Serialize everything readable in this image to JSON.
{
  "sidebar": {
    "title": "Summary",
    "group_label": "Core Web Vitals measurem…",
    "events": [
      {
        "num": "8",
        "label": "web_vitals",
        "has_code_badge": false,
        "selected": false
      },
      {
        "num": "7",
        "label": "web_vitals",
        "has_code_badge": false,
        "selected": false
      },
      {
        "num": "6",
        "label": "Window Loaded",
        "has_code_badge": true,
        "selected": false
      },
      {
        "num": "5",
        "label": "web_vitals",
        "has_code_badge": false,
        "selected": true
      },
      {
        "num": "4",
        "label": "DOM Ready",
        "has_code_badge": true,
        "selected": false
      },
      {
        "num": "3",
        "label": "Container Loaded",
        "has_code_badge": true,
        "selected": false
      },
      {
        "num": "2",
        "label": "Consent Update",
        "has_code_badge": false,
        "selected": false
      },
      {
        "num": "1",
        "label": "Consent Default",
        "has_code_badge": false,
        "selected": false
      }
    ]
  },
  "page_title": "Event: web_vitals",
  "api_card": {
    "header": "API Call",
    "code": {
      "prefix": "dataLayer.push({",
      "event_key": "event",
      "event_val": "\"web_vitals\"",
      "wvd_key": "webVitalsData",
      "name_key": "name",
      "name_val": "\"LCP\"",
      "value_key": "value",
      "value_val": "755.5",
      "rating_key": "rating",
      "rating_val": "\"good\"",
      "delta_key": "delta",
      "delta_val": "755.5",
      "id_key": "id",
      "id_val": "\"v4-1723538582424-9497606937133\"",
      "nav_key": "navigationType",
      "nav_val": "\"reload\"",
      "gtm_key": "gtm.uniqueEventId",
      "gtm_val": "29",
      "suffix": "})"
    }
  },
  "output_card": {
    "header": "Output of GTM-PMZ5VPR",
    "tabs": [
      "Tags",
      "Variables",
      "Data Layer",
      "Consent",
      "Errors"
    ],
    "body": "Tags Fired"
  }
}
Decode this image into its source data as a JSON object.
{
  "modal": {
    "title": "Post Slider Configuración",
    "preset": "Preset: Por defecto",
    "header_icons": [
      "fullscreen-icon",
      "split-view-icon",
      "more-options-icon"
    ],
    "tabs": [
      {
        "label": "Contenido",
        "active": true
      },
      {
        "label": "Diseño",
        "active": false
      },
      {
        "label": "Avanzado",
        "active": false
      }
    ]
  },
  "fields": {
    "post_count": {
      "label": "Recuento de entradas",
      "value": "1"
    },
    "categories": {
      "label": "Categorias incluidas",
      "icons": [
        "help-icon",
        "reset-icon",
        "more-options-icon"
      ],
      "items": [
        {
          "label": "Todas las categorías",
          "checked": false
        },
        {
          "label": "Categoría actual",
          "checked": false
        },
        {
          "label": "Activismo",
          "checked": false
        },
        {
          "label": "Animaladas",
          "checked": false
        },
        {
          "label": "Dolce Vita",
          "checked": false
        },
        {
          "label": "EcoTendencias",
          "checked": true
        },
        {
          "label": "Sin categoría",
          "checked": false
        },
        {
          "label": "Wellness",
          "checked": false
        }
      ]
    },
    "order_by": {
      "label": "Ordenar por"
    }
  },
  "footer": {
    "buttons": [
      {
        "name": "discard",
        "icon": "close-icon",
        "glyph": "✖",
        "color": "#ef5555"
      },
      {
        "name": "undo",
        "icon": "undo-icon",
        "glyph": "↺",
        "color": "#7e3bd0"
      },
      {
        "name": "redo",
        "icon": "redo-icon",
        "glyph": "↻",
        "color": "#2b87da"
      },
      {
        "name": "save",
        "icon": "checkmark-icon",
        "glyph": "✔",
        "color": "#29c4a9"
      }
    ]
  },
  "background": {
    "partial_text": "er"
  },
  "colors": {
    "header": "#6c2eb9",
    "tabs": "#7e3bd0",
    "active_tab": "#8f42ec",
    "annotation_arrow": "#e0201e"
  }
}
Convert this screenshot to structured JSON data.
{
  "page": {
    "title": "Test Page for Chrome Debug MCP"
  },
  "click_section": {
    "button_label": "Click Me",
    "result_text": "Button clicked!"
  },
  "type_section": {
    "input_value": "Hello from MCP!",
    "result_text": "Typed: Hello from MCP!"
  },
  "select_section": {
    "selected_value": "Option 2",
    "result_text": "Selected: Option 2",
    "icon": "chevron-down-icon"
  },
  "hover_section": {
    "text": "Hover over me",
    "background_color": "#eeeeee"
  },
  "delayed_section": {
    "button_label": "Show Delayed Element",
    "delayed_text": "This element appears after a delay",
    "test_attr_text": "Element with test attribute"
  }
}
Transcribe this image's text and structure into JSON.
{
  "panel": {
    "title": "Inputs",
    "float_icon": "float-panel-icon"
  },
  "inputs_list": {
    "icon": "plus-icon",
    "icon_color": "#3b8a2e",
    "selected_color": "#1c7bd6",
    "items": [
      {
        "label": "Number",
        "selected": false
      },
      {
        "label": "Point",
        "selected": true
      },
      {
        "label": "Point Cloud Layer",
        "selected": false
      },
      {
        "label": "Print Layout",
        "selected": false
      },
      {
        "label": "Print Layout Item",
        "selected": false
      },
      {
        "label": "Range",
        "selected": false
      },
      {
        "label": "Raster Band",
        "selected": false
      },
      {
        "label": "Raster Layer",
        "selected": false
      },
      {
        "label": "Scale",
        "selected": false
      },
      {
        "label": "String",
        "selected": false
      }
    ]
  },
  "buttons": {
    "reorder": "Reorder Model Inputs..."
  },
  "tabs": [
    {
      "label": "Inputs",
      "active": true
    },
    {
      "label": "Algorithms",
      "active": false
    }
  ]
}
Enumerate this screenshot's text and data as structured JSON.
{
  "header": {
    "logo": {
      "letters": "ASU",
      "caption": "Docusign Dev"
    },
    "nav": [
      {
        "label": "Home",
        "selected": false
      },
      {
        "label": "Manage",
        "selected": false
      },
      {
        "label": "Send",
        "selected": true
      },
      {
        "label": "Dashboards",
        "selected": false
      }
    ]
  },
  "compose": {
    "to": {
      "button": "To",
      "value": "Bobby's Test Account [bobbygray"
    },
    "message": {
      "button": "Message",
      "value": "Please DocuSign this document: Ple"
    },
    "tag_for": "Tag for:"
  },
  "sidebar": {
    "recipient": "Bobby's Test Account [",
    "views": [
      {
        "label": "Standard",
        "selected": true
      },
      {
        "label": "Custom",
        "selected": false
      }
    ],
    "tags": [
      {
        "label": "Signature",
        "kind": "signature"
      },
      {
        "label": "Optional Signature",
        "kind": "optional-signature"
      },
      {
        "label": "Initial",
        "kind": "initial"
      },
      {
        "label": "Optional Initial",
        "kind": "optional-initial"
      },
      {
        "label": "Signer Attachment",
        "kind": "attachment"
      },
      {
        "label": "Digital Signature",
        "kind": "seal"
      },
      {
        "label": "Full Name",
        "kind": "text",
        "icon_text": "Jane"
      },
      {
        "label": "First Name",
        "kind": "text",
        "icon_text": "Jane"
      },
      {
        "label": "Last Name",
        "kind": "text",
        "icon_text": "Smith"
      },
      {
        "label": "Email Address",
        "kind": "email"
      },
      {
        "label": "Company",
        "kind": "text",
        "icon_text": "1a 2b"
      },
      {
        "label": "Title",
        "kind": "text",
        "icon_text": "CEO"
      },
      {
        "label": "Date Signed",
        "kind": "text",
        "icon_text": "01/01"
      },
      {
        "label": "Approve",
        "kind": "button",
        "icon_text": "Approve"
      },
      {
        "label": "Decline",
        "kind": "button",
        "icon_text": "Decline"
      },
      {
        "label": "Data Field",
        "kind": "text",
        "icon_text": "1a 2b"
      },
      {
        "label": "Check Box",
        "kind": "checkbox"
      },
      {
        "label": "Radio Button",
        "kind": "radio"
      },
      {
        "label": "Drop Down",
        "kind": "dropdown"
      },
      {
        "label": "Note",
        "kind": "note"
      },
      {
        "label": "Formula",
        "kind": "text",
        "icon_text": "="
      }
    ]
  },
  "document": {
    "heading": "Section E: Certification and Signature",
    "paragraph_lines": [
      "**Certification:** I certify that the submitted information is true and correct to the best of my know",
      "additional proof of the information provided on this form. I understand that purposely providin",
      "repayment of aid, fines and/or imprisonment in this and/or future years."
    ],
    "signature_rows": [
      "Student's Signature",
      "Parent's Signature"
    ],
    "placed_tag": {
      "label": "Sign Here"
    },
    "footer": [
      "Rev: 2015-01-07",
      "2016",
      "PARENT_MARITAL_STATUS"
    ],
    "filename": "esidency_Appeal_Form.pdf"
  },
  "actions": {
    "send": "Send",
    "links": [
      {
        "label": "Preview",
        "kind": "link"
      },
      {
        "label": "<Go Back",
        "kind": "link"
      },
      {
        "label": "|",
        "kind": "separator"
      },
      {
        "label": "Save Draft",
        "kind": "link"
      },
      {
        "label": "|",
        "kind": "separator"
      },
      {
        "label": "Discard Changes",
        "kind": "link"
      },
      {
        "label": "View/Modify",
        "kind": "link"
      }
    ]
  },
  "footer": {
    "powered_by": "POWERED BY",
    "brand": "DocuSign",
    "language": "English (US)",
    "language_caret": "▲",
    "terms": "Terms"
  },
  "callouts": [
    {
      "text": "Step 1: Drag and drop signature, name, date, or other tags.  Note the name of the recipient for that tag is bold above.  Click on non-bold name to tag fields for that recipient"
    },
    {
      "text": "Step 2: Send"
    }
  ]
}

WHAT TO PRODUCE ->
Count the lines in the records above that contain the word "structured", and give only that number.

SOLVED EXERCISE ->
2